_Requirements_
Report, as a bare number, how many lines contain the string "Point".

_Exercise material_
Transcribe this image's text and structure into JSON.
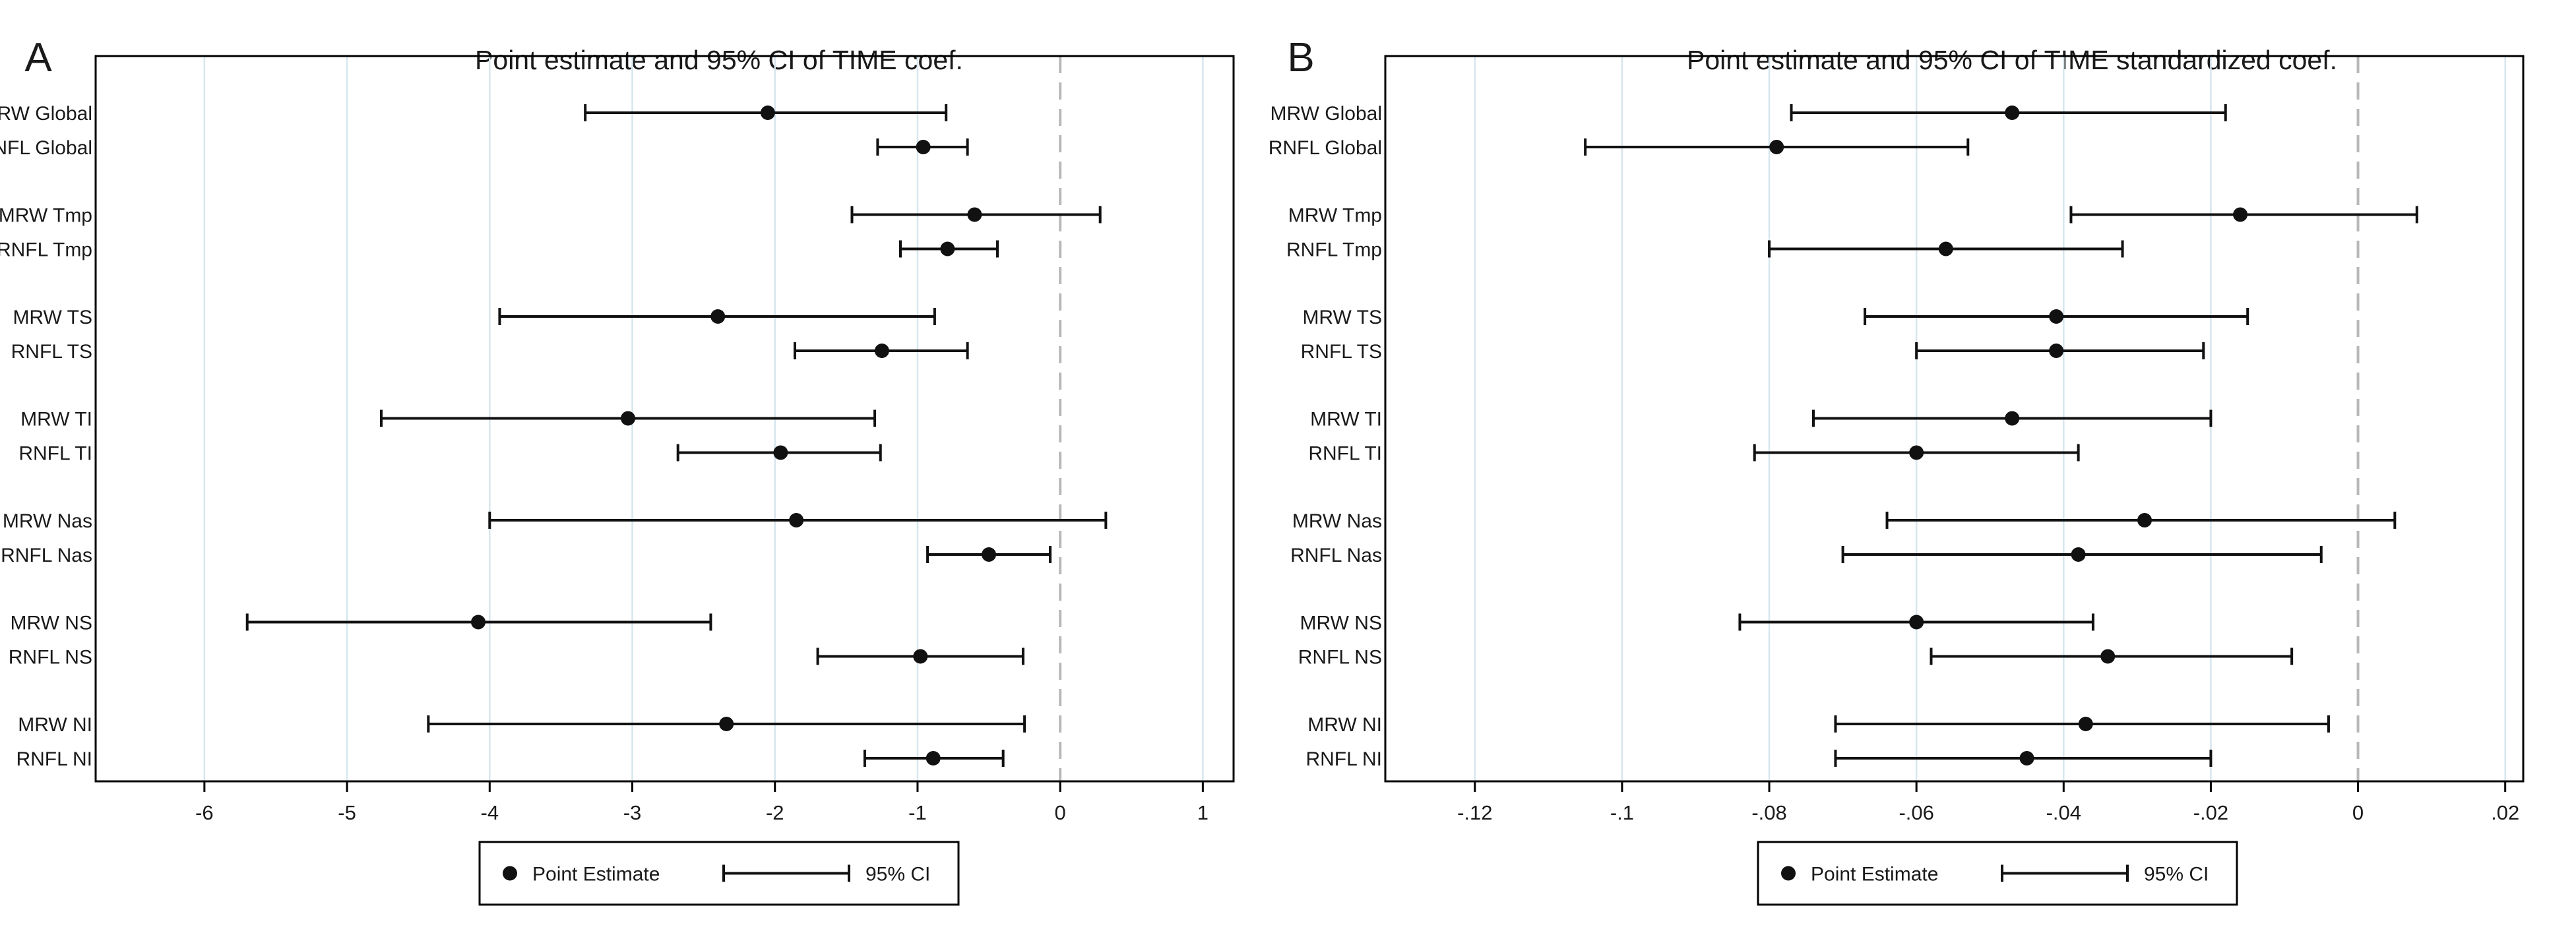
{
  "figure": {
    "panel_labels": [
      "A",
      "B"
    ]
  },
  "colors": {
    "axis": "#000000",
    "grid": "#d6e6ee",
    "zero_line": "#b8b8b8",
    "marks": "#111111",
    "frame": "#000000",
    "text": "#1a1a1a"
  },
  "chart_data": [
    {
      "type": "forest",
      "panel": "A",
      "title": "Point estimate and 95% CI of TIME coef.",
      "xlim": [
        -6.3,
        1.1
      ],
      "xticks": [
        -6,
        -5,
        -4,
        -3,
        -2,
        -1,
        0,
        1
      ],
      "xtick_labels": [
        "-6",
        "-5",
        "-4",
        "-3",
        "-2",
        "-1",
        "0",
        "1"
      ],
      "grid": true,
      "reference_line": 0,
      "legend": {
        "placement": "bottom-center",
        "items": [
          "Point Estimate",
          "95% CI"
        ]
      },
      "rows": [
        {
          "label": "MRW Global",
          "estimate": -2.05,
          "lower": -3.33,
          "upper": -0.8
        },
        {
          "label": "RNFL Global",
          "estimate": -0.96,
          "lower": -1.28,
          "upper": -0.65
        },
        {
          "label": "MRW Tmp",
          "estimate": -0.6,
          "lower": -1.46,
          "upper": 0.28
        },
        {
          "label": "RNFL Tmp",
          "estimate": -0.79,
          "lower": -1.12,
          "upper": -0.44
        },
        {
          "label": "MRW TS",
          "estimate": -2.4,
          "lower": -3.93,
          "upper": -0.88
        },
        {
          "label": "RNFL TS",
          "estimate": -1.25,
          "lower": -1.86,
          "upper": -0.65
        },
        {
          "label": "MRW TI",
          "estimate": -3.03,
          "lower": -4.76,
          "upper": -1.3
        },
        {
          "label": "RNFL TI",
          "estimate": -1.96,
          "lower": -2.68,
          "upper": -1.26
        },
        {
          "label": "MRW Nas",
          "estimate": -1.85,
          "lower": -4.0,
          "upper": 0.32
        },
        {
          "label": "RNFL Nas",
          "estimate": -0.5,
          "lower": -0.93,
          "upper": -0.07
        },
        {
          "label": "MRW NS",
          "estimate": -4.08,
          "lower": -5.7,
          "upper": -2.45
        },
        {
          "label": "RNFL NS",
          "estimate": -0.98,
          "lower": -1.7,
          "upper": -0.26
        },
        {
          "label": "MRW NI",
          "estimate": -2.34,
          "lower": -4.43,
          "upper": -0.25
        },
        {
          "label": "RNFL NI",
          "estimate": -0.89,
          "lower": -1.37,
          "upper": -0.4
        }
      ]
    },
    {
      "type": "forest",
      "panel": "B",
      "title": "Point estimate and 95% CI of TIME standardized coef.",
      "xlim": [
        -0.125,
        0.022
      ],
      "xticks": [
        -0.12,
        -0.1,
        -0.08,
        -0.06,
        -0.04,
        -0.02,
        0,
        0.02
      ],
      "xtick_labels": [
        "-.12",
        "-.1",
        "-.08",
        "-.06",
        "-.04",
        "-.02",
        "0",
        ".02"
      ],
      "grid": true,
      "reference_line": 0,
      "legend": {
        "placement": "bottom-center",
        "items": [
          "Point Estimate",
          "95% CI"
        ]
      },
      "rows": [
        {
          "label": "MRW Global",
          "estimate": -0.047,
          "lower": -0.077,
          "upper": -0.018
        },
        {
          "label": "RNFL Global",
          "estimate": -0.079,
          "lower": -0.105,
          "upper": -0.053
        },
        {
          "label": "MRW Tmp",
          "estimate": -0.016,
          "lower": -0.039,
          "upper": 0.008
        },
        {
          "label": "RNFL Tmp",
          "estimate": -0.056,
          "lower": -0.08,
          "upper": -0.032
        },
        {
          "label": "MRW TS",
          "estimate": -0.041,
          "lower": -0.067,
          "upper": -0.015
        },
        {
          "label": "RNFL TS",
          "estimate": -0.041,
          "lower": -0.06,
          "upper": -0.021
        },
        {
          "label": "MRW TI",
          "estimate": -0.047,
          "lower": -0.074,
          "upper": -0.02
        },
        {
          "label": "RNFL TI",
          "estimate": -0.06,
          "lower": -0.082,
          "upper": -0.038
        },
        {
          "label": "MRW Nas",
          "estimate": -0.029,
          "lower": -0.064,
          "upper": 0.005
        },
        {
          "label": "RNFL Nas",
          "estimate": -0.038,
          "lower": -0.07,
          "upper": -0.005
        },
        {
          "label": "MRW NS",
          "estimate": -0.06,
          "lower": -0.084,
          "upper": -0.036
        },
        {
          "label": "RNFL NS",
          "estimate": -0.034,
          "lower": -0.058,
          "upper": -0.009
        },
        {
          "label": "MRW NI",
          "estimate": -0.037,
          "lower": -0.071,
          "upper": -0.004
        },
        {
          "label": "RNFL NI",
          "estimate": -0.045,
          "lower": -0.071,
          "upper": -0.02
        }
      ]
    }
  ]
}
--
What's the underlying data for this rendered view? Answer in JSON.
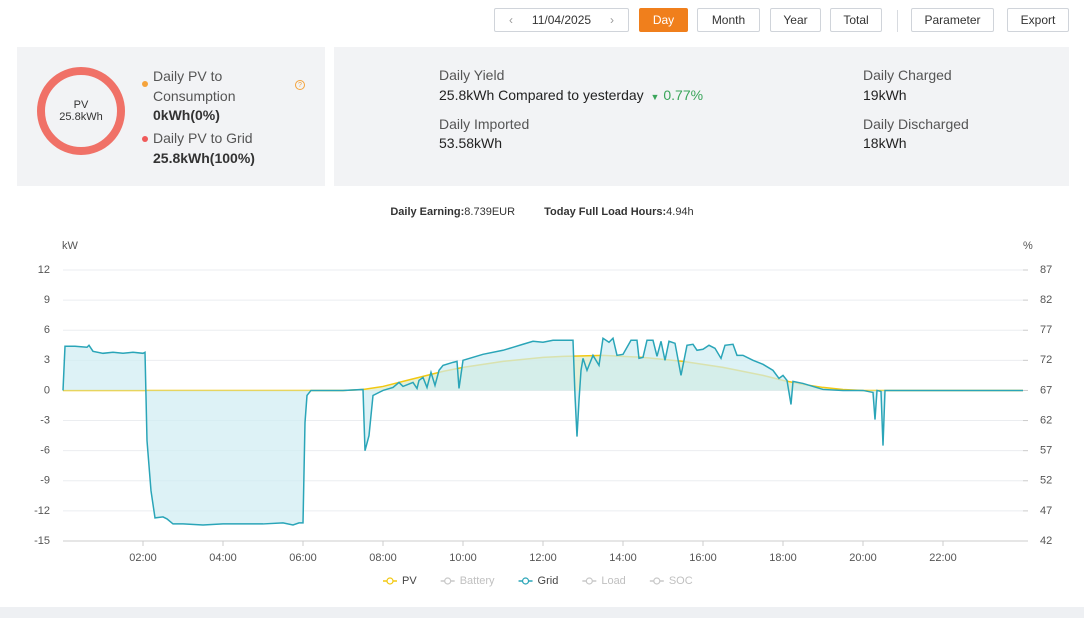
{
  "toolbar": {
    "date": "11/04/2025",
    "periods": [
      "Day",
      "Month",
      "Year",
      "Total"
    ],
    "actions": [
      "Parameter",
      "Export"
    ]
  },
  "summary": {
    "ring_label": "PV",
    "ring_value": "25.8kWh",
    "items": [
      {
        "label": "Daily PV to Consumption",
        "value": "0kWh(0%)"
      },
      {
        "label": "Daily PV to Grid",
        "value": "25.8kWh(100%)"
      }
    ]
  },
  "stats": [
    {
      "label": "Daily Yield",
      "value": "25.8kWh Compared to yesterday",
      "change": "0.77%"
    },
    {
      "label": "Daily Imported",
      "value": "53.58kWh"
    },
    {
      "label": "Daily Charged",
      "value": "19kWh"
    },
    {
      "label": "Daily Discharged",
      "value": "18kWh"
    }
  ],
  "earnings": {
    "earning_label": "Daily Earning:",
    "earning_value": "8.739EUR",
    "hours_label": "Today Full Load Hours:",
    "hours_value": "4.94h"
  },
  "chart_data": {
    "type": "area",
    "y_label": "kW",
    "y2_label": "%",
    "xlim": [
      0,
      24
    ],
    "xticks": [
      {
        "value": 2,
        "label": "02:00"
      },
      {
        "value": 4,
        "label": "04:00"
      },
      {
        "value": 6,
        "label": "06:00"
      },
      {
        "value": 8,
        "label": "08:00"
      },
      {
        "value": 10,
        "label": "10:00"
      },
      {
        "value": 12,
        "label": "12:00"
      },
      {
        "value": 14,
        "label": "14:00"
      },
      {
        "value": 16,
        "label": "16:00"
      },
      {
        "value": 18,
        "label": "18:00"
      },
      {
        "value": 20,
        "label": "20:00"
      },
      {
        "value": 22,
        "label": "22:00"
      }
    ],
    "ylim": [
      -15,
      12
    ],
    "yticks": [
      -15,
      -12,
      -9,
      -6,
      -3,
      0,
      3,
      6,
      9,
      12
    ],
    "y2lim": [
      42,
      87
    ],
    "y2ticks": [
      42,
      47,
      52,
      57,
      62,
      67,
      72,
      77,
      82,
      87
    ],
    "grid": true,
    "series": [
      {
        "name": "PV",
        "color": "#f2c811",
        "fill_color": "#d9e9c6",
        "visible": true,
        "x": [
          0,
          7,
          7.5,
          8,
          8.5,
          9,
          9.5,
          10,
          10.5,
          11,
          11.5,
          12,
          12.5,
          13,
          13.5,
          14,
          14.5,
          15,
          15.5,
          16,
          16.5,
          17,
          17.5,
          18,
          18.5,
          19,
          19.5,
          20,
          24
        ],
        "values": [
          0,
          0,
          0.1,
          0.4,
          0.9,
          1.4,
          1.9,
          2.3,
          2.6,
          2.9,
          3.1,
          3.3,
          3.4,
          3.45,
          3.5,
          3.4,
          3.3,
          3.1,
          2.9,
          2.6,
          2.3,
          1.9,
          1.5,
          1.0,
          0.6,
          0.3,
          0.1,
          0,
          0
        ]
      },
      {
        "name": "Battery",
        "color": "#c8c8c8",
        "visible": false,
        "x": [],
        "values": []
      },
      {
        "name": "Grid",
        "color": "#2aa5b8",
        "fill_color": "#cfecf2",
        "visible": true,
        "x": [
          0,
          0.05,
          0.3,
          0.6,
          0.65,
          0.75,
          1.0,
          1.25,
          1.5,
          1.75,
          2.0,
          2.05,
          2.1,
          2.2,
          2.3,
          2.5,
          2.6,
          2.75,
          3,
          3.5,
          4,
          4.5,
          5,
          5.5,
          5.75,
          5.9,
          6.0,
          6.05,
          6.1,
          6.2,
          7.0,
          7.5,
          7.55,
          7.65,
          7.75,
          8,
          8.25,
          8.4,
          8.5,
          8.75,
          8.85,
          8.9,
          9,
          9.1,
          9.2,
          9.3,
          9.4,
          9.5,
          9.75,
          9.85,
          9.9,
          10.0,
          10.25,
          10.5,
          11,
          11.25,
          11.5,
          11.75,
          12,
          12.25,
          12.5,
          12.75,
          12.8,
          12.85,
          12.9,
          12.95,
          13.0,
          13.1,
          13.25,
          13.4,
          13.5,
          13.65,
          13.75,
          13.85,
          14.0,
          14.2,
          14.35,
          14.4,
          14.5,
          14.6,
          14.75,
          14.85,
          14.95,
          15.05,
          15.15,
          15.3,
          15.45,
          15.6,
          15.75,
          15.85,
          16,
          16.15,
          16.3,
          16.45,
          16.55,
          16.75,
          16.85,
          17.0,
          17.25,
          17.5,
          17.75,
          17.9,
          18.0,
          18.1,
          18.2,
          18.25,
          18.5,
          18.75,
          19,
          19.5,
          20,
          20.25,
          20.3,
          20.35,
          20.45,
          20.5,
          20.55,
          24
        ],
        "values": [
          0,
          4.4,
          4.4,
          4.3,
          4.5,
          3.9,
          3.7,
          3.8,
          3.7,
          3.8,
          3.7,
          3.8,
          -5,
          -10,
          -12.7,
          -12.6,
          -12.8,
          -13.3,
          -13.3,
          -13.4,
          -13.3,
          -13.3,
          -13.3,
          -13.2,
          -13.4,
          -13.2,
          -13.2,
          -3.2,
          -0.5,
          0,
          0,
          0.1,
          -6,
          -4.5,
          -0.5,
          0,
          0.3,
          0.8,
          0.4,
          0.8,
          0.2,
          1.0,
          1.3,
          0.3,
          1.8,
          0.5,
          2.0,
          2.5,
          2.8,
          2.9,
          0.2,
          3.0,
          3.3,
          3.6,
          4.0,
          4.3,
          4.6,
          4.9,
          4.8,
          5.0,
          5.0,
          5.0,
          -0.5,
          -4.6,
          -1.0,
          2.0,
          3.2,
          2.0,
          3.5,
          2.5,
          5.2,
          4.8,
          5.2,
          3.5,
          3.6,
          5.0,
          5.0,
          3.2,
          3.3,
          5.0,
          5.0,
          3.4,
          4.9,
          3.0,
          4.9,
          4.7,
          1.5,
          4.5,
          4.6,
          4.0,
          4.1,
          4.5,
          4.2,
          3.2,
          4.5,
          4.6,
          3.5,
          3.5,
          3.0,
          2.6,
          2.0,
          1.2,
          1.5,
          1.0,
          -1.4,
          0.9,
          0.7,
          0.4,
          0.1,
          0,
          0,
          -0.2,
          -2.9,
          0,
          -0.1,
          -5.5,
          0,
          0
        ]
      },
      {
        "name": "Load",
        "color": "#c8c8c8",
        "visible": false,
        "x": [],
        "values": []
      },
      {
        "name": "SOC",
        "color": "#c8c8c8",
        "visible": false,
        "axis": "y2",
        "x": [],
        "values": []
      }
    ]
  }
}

_Task output_
4